**SHORT TASK:**
Your task is to output the data exactly as it stands.

>> START

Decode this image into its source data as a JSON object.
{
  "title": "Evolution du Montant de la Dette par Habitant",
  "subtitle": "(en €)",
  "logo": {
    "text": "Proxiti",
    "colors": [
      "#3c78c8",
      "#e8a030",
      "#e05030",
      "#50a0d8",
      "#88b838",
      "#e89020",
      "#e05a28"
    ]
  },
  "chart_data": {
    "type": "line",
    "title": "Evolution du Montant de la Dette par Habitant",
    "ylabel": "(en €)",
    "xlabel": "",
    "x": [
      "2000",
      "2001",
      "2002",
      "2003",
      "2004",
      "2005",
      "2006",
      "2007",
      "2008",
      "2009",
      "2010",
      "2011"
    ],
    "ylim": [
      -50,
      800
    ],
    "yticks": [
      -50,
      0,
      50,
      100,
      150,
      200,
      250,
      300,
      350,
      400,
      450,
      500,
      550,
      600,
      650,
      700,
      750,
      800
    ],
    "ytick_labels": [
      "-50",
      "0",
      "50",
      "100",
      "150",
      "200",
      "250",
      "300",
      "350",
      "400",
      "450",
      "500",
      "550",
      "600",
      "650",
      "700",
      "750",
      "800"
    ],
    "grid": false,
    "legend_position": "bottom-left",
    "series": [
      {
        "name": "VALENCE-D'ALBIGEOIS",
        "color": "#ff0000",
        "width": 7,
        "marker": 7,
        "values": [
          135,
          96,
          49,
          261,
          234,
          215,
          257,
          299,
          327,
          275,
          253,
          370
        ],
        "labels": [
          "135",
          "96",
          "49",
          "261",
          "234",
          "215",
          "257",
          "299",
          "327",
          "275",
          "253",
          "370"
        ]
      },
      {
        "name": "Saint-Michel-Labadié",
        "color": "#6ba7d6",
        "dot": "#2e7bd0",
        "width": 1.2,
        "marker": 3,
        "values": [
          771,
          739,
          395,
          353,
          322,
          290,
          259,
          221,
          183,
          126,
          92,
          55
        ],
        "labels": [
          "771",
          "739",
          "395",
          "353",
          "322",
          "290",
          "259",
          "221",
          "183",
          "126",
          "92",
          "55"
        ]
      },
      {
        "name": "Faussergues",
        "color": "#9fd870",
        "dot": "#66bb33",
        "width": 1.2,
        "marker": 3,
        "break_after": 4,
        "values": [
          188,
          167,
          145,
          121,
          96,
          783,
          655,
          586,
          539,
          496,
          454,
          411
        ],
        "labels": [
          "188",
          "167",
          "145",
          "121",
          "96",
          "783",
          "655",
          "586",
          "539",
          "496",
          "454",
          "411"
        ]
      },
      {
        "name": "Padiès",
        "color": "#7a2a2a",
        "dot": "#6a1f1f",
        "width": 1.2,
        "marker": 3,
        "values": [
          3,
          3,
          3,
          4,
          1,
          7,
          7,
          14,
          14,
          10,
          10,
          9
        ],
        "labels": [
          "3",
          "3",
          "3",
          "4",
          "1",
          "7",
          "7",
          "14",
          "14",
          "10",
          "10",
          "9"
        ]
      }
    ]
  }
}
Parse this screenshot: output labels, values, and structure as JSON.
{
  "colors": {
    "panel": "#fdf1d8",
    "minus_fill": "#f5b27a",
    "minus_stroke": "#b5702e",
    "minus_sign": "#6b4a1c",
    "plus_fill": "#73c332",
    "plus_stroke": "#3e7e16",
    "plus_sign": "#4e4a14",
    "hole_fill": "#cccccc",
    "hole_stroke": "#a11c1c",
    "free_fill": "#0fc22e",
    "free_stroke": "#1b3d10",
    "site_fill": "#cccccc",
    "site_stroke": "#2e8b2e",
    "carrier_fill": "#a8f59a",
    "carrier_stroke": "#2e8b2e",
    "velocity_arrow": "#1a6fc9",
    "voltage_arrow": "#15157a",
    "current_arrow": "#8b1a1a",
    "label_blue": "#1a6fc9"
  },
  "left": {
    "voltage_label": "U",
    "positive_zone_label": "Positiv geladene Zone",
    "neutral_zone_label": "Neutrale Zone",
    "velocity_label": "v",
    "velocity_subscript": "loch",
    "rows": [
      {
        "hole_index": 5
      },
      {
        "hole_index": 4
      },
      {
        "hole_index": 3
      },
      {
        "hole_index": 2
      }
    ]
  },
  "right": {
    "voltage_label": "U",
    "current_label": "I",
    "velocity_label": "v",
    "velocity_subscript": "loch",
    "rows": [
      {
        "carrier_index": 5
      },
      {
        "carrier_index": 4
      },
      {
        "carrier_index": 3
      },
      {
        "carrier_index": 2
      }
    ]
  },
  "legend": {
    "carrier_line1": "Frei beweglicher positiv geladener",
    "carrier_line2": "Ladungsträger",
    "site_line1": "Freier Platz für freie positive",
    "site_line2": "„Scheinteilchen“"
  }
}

>> END

**TASK ANSWER:**
Decode this image into its source data as a JSON object.
{
  "title": "Evolution du Montant de la Dette par Habitant",
  "subtitle": "(en €)",
  "logo": {
    "text": "Proxiti",
    "colors": [
      "#3c78c8",
      "#e8a030",
      "#e05030",
      "#50a0d8",
      "#88b838",
      "#e89020",
      "#e05a28"
    ]
  },
  "chart_data": {
    "type": "line",
    "title": "Evolution du Montant de la Dette par Habitant",
    "ylabel": "(en €)",
    "xlabel": "",
    "x": [
      "2000",
      "2001",
      "2002",
      "2003",
      "2004",
      "2005",
      "2006",
      "2007",
      "2008",
      "2009",
      "2010",
      "2011"
    ],
    "ylim": [
      -50,
      800
    ],
    "yticks": [
      -50,
      0,
      50,
      100,
      150,
      200,
      250,
      300,
      350,
      400,
      450,
      500,
      550,
      600,
      650,
      700,
      750,
      800
    ],
    "ytick_labels": [
      "-50",
      "0",
      "50",
      "100",
      "150",
      "200",
      "250",
      "300",
      "350",
      "400",
      "450",
      "500",
      "550",
      "600",
      "650",
      "700",
      "750",
      "800"
    ],
    "grid": false,
    "legend_position": "bottom-left",
    "series": [
      {
        "name": "VALENCE-D'ALBIGEOIS",
        "color": "#ff0000",
        "width": 7,
        "marker": 7,
        "values": [
          135,
          96,
          49,
          261,
          234,
          215,
          257,
          299,
          327,
          275,
          253,
          370
        ],
        "labels": [
          "135",
          "96",
          "49",
          "261",
          "234",
          "215",
          "257",
          "299",
          "327",
          "275",
          "253",
          "370"
        ]
      },
      {
        "name": "Saint-Michel-Labadié",
        "color": "#6ba7d6",
        "dot": "#2e7bd0",
        "width": 1.2,
        "marker": 3,
        "values": [
          771,
          739,
          395,
          353,
          322,
          290,
          259,
          221,
          183,
          126,
          92,
          55
        ],
        "labels": [
          "771",
          "739",
          "395",
          "353",
          "322",
          "290",
          "259",
          "221",
          "183",
          "126",
          "92",
          "55"
        ]
      },
      {
        "name": "Faussergues",
        "color": "#9fd870",
        "dot": "#66bb33",
        "width": 1.2,
        "marker": 3,
        "break_after": 4,
        "values": [
          188,
          167,
          145,
          121,
          96,
          783,
          655,
          586,
          539,
          496,
          454,
          411
        ],
        "labels": [
          "188",
          "167",
          "145",
          "121",
          "96",
          "783",
          "655",
          "586",
          "539",
          "496",
          "454",
          "411"
        ]
      },
      {
        "name": "Padiès",
        "color": "#7a2a2a",
        "dot": "#6a1f1f",
        "width": 1.2,
        "marker": 3,
        "values": [
          3,
          3,
          3,
          4,
          1,
          7,
          7,
          14,
          14,
          10,
          10,
          9
        ],
        "labels": [
          "3",
          "3",
          "3",
          "4",
          "1",
          "7",
          "7",
          "14",
          "14",
          "10",
          "10",
          "9"
        ]
      }
    ]
  }
}
Parse this screenshot: output labels, values, and structure as JSON.
{
  "colors": {
    "panel": "#fdf1d8",
    "minus_fill": "#f5b27a",
    "minus_stroke": "#b5702e",
    "minus_sign": "#6b4a1c",
    "plus_fill": "#73c332",
    "plus_stroke": "#3e7e16",
    "plus_sign": "#4e4a14",
    "hole_fill": "#cccccc",
    "hole_stroke": "#a11c1c",
    "free_fill": "#0fc22e",
    "free_stroke": "#1b3d10",
    "site_fill": "#cccccc",
    "site_stroke": "#2e8b2e",
    "carrier_fill": "#a8f59a",
    "carrier_stroke": "#2e8b2e",
    "velocity_arrow": "#1a6fc9",
    "voltage_arrow": "#15157a",
    "current_arrow": "#8b1a1a",
    "label_blue": "#1a6fc9"
  },
  "left": {
    "voltage_label": "U",
    "positive_zone_label": "Positiv geladene Zone",
    "neutral_zone_label": "Neutrale Zone",
    "velocity_label": "v",
    "velocity_subscript": "loch",
    "rows": [
      {
        "hole_index": 5
      },
      {
        "hole_index": 4
      },
      {
        "hole_index": 3
      },
      {
        "hole_index": 2
      }
    ]
  },
  "right": {
    "voltage_label": "U",
    "current_label": "I",
    "velocity_label": "v",
    "velocity_subscript": "loch",
    "rows": [
      {
        "carrier_index": 5
      },
      {
        "carrier_index": 4
      },
      {
        "carrier_index": 3
      },
      {
        "carrier_index": 2
      }
    ]
  },
  "legend": {
    "carrier_line1": "Frei beweglicher positiv geladener",
    "carrier_line2": "Ladungsträger",
    "site_line1": "Freier Platz für freie positive",
    "site_line2": "„Scheinteilchen“"
  }
}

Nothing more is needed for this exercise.